• _EXERCISE REQUIREMENTS_
Return the whole listing exactly as it stands.

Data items
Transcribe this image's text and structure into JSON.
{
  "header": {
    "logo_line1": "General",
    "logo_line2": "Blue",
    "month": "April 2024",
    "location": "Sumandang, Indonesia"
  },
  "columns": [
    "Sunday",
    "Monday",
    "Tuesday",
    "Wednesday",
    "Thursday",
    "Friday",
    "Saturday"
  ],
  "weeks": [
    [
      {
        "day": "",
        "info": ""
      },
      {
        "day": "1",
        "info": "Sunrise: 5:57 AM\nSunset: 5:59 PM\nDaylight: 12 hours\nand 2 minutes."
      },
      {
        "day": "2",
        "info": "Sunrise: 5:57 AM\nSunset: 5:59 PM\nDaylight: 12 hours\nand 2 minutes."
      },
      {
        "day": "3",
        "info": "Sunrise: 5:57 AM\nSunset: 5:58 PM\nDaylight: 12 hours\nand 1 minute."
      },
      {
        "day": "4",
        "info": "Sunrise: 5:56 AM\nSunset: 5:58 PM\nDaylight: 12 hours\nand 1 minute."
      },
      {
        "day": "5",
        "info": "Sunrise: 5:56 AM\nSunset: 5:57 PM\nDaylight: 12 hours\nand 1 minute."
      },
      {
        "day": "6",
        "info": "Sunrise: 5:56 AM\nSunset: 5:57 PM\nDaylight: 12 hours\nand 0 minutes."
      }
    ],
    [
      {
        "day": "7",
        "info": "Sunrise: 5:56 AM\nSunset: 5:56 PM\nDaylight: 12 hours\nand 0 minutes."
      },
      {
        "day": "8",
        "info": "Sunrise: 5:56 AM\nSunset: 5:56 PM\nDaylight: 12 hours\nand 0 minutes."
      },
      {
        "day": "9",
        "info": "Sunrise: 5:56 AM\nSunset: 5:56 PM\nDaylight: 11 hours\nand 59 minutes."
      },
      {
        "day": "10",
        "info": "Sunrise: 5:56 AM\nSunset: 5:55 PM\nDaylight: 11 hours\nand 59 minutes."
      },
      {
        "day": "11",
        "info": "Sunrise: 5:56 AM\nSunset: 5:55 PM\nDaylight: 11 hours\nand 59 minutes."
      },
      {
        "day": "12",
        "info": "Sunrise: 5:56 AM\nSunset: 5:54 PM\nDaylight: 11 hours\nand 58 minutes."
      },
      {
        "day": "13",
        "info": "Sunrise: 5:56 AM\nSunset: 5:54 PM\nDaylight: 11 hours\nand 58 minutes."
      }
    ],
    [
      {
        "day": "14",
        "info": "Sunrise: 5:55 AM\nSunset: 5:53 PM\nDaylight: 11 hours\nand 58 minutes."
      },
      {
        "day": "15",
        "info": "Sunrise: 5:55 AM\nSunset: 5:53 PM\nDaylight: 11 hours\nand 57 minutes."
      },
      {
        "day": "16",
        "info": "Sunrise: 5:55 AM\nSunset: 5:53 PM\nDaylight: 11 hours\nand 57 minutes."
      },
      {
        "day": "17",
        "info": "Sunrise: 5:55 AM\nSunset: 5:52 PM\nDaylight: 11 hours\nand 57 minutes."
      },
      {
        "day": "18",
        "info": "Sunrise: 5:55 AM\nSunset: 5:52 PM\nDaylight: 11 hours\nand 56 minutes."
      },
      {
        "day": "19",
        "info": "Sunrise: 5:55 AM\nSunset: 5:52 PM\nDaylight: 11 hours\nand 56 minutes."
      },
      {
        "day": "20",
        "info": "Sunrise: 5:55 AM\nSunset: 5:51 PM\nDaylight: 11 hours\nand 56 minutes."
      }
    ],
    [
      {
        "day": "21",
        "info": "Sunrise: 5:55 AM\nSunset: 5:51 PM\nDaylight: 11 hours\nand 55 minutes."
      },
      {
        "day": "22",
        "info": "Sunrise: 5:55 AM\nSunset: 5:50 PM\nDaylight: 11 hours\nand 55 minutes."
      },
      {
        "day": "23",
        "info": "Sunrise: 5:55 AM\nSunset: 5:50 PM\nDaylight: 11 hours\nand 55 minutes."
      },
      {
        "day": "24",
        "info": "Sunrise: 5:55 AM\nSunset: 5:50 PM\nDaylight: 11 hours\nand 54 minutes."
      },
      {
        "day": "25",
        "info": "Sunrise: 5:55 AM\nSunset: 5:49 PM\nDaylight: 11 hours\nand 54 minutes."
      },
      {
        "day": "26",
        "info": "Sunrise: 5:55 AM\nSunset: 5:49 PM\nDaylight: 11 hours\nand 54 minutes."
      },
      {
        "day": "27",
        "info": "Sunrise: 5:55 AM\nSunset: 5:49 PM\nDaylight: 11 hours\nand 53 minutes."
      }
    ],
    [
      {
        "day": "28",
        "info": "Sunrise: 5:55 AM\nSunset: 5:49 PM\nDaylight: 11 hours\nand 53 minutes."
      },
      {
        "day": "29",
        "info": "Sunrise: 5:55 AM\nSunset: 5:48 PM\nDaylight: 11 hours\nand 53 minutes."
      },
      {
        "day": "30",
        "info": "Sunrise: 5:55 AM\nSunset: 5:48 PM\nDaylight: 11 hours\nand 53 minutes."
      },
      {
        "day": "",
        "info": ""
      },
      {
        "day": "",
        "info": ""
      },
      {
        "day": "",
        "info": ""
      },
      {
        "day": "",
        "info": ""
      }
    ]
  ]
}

• _RESPONSE TO THE TASK_
Transcribe this image's text and structure into JSON.
{
  "header": {
    "logo_line1": "General",
    "logo_line2": "Blue",
    "month": "April 2024",
    "location": "Sumandang, Indonesia"
  },
  "columns": [
    "Sunday",
    "Monday",
    "Tuesday",
    "Wednesday",
    "Thursday",
    "Friday",
    "Saturday"
  ],
  "weeks": [
    [
      {
        "day": "",
        "info": ""
      },
      {
        "day": "1",
        "info": "Sunrise: 5:57 AM\nSunset: 5:59 PM\nDaylight: 12 hours\nand 2 minutes."
      },
      {
        "day": "2",
        "info": "Sunrise: 5:57 AM\nSunset: 5:59 PM\nDaylight: 12 hours\nand 2 minutes."
      },
      {
        "day": "3",
        "info": "Sunrise: 5:57 AM\nSunset: 5:58 PM\nDaylight: 12 hours\nand 1 minute."
      },
      {
        "day": "4",
        "info": "Sunrise: 5:56 AM\nSunset: 5:58 PM\nDaylight: 12 hours\nand 1 minute."
      },
      {
        "day": "5",
        "info": "Sunrise: 5:56 AM\nSunset: 5:57 PM\nDaylight: 12 hours\nand 1 minute."
      },
      {
        "day": "6",
        "info": "Sunrise: 5:56 AM\nSunset: 5:57 PM\nDaylight: 12 hours\nand 0 minutes."
      }
    ],
    [
      {
        "day": "7",
        "info": "Sunrise: 5:56 AM\nSunset: 5:56 PM\nDaylight: 12 hours\nand 0 minutes."
      },
      {
        "day": "8",
        "info": "Sunrise: 5:56 AM\nSunset: 5:56 PM\nDaylight: 12 hours\nand 0 minutes."
      },
      {
        "day": "9",
        "info": "Sunrise: 5:56 AM\nSunset: 5:56 PM\nDaylight: 11 hours\nand 59 minutes."
      },
      {
        "day": "10",
        "info": "Sunrise: 5:56 AM\nSunset: 5:55 PM\nDaylight: 11 hours\nand 59 minutes."
      },
      {
        "day": "11",
        "info": "Sunrise: 5:56 AM\nSunset: 5:55 PM\nDaylight: 11 hours\nand 59 minutes."
      },
      {
        "day": "12",
        "info": "Sunrise: 5:56 AM\nSunset: 5:54 PM\nDaylight: 11 hours\nand 58 minutes."
      },
      {
        "day": "13",
        "info": "Sunrise: 5:56 AM\nSunset: 5:54 PM\nDaylight: 11 hours\nand 58 minutes."
      }
    ],
    [
      {
        "day": "14",
        "info": "Sunrise: 5:55 AM\nSunset: 5:53 PM\nDaylight: 11 hours\nand 58 minutes."
      },
      {
        "day": "15",
        "info": "Sunrise: 5:55 AM\nSunset: 5:53 PM\nDaylight: 11 hours\nand 57 minutes."
      },
      {
        "day": "16",
        "info": "Sunrise: 5:55 AM\nSunset: 5:53 PM\nDaylight: 11 hours\nand 57 minutes."
      },
      {
        "day": "17",
        "info": "Sunrise: 5:55 AM\nSunset: 5:52 PM\nDaylight: 11 hours\nand 57 minutes."
      },
      {
        "day": "18",
        "info": "Sunrise: 5:55 AM\nSunset: 5:52 PM\nDaylight: 11 hours\nand 56 minutes."
      },
      {
        "day": "19",
        "info": "Sunrise: 5:55 AM\nSunset: 5:52 PM\nDaylight: 11 hours\nand 56 minutes."
      },
      {
        "day": "20",
        "info": "Sunrise: 5:55 AM\nSunset: 5:51 PM\nDaylight: 11 hours\nand 56 minutes."
      }
    ],
    [
      {
        "day": "21",
        "info": "Sunrise: 5:55 AM\nSunset: 5:51 PM\nDaylight: 11 hours\nand 55 minutes."
      },
      {
        "day": "22",
        "info": "Sunrise: 5:55 AM\nSunset: 5:50 PM\nDaylight: 11 hours\nand 55 minutes."
      },
      {
        "day": "23",
        "info": "Sunrise: 5:55 AM\nSunset: 5:50 PM\nDaylight: 11 hours\nand 55 minutes."
      },
      {
        "day": "24",
        "info": "Sunrise: 5:55 AM\nSunset: 5:50 PM\nDaylight: 11 hours\nand 54 minutes."
      },
      {
        "day": "25",
        "info": "Sunrise: 5:55 AM\nSunset: 5:49 PM\nDaylight: 11 hours\nand 54 minutes."
      },
      {
        "day": "26",
        "info": "Sunrise: 5:55 AM\nSunset: 5:49 PM\nDaylight: 11 hours\nand 54 minutes."
      },
      {
        "day": "27",
        "info": "Sunrise: 5:55 AM\nSunset: 5:49 PM\nDaylight: 11 hours\nand 53 minutes."
      }
    ],
    [
      {
        "day": "28",
        "info": "Sunrise: 5:55 AM\nSunset: 5:49 PM\nDaylight: 11 hours\nand 53 minutes."
      },
      {
        "day": "29",
        "info": "Sunrise: 5:55 AM\nSunset: 5:48 PM\nDaylight: 11 hours\nand 53 minutes."
      },
      {
        "day": "30",
        "info": "Sunrise: 5:55 AM\nSunset: 5:48 PM\nDaylight: 11 hours\nand 53 minutes."
      },
      {
        "day": "",
        "info": ""
      },
      {
        "day": "",
        "info": ""
      },
      {
        "day": "",
        "info": ""
      },
      {
        "day": "",
        "info": ""
      }
    ]
  ]
}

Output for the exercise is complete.